[START Dataset content]

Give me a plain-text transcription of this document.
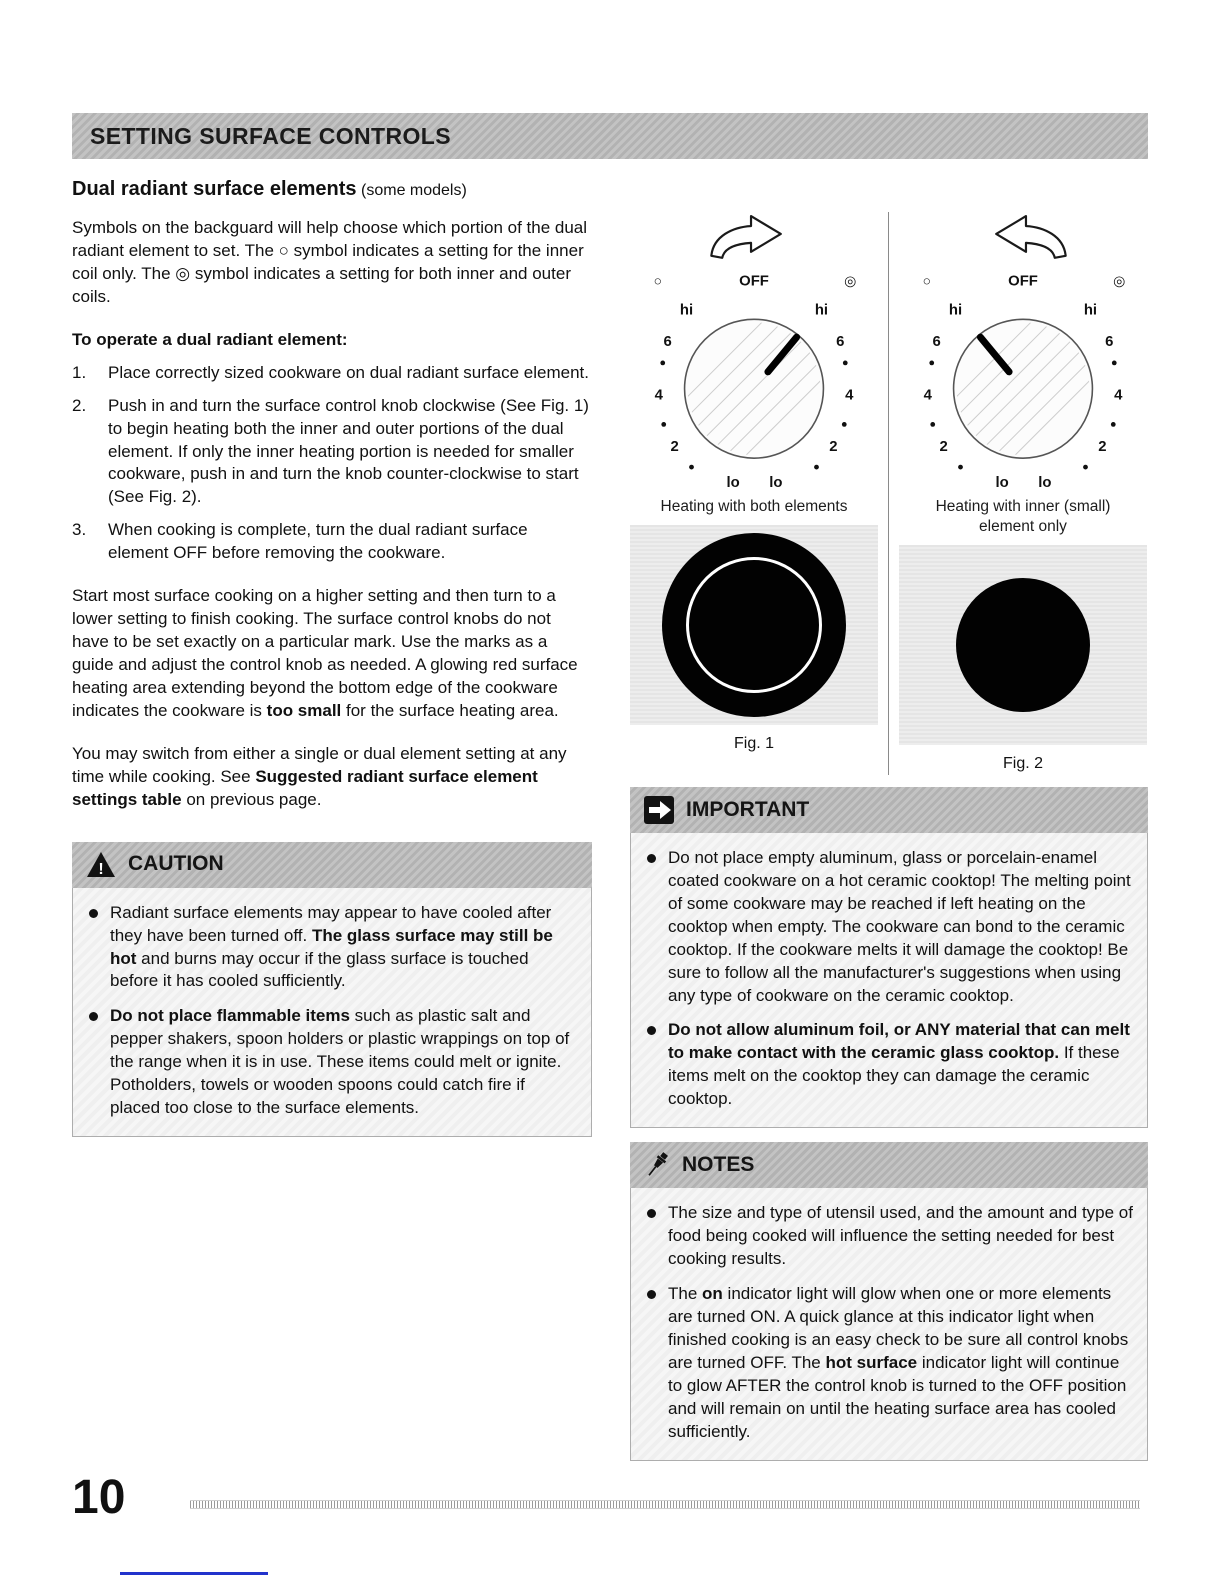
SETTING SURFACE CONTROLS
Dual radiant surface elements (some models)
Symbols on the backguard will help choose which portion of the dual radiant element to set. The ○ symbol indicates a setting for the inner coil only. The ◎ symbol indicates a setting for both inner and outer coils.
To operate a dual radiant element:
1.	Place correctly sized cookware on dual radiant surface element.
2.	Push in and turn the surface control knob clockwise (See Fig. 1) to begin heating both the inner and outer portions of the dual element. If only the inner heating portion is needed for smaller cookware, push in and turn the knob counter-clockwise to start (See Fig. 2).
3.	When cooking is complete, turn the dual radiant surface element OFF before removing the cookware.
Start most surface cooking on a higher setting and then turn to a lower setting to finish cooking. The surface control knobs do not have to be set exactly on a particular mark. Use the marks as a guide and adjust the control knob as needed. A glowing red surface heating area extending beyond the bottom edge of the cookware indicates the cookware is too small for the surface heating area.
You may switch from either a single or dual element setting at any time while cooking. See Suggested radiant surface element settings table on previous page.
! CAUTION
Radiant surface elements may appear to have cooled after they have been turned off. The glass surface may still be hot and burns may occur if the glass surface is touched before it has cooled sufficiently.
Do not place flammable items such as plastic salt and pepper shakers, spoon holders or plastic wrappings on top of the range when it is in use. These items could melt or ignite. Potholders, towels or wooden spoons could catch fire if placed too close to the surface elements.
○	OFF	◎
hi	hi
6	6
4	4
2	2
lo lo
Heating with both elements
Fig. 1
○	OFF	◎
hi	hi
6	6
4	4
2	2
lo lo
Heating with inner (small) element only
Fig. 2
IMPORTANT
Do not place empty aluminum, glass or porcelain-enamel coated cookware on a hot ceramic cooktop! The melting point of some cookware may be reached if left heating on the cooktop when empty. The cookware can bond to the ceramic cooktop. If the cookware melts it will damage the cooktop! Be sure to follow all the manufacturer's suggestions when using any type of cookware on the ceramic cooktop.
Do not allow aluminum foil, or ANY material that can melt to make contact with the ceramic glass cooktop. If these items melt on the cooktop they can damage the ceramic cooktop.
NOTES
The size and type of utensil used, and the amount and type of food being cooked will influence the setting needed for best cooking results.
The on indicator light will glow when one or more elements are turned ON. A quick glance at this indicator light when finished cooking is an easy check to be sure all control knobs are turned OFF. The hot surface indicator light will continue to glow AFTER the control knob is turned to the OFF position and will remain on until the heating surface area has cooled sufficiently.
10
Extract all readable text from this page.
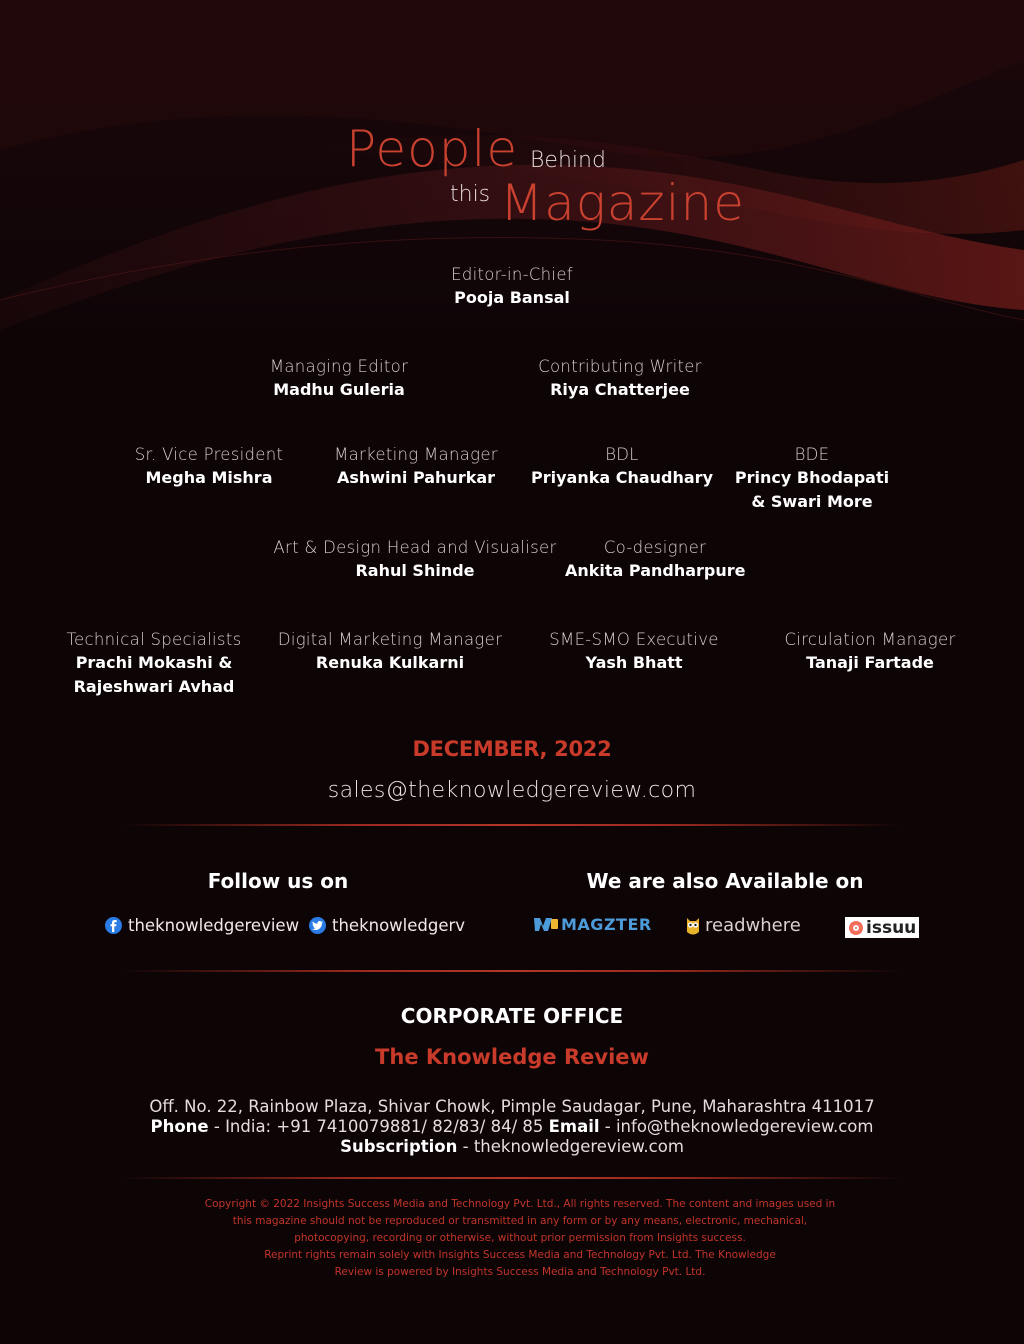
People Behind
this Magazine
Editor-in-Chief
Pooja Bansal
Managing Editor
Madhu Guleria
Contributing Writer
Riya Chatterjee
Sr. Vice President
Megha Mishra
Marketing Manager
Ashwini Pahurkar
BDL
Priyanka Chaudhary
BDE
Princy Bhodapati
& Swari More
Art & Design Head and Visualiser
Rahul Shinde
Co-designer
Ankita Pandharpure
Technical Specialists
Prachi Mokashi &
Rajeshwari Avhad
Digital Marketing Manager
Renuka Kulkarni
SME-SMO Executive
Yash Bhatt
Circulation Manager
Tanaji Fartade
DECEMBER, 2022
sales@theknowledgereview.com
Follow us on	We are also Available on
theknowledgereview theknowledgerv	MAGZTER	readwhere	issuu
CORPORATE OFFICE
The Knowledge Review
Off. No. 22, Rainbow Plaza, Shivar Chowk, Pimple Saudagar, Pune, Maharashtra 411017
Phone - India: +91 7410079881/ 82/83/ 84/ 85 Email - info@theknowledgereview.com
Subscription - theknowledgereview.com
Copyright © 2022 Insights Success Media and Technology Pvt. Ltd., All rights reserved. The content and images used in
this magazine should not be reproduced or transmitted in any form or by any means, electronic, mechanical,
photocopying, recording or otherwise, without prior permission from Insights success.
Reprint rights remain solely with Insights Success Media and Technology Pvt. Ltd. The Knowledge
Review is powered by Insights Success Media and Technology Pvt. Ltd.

[END Dataset content]

Aim of the exercise – Your task is to repeat the material above exactly, without its pictures.

Exercise response –
Give me a plain-text transcription of this document.
SETTING SURFACE CONTROLS
Dual radiant surface elements (some models)
Symbols on the backguard will help choose which portion of the dual radiant element to set. The ○ symbol indicates a setting for the inner coil only. The ◎ symbol indicates a setting for both inner and outer coils.
To operate a dual radiant element:
1.	Place correctly sized cookware on dual radiant surface element.
2.	Push in and turn the surface control knob clockwise (See Fig. 1) to begin heating both the inner and outer portions of the dual element. If only the inner heating portion is needed for smaller cookware, push in and turn the knob counter-clockwise to start (See Fig. 2).
3.	When cooking is complete, turn the dual radiant surface element OFF before removing the cookware.
Start most surface cooking on a higher setting and then turn to a lower setting to finish cooking. The surface control knobs do not have to be set exactly on a particular mark. Use the marks as a guide and adjust the control knob as needed. A glowing red surface heating area extending beyond the bottom edge of the cookware indicates the cookware is too small for the surface heating area.
You may switch from either a single or dual element setting at any time while cooking. See Suggested radiant surface element settings table on previous page.
! CAUTION
Radiant surface elements may appear to have cooled after they have been turned off. The glass surface may still be hot and burns may occur if the glass surface is touched before it has cooled sufficiently.
Do not place flammable items such as plastic salt and pepper shakers, spoon holders or plastic wrappings on top of the range when it is in use. These items could melt or ignite. Potholders, towels or wooden spoons could catch fire if placed too close to the surface elements.
○	OFF	◎
hi	hi
6	6
4	4
2	2
lo lo
Heating with both elements
Fig. 1
○	OFF	◎
hi	hi
6	6
4	4
2	2
lo lo
Heating with inner (small) element only
Fig. 2
IMPORTANT
Do not place empty aluminum, glass or porcelain-enamel coated cookware on a hot ceramic cooktop! The melting point of some cookware may be reached if left heating on the cooktop when empty. The cookware can bond to the ceramic cooktop. If the cookware melts it will damage the cooktop! Be sure to follow all the manufacturer's suggestions when using any type of cookware on the ceramic cooktop.
Do not allow aluminum foil, or ANY material that can melt to make contact with the ceramic glass cooktop. If these items melt on the cooktop they can damage the ceramic cooktop.
NOTES
The size and type of utensil used, and the amount and type of food being cooked will influence the setting needed for best cooking results.
The on indicator light will glow when one or more elements are turned ON. A quick glance at this indicator light when finished cooking is an easy check to be sure all control knobs are turned OFF. The hot surface indicator light will continue to glow AFTER the control knob is turned to the OFF position and will remain on until the heating surface area has cooled sufficiently.
10
Extract all readable text from this page.
People Behind
this Magazine
Editor-in-Chief
Pooja Bansal
Managing Editor
Madhu Guleria
Contributing Writer
Riya Chatterjee
Sr. Vice President
Megha Mishra
Marketing Manager
Ashwini Pahurkar
BDL
Priyanka Chaudhary
BDE
Princy Bhodapati
& Swari More
Art & Design Head and Visualiser
Rahul Shinde
Co-designer
Ankita Pandharpure
Technical Specialists
Prachi Mokashi &
Rajeshwari Avhad
Digital Marketing Manager
Renuka Kulkarni
SME-SMO Executive
Yash Bhatt
Circulation Manager
Tanaji Fartade
DECEMBER, 2022
sales@theknowledgereview.com
Follow us on	We are also Available on
theknowledgereview theknowledgerv	MAGZTER	readwhere	issuu
CORPORATE OFFICE
The Knowledge Review
Off. No. 22, Rainbow Plaza, Shivar Chowk, Pimple Saudagar, Pune, Maharashtra 411017
Phone - India: +91 7410079881/ 82/83/ 84/ 85 Email - info@theknowledgereview.com
Subscription - theknowledgereview.com
Copyright © 2022 Insights Success Media and Technology Pvt. Ltd., All rights reserved. The content and images used in
this magazine should not be reproduced or transmitted in any form or by any means, electronic, mechanical,
photocopying, recording or otherwise, without prior permission from Insights success.
Reprint rights remain solely with Insights Success Media and Technology Pvt. Ltd. The Knowledge
Review is powered by Insights Success Media and Technology Pvt. Ltd.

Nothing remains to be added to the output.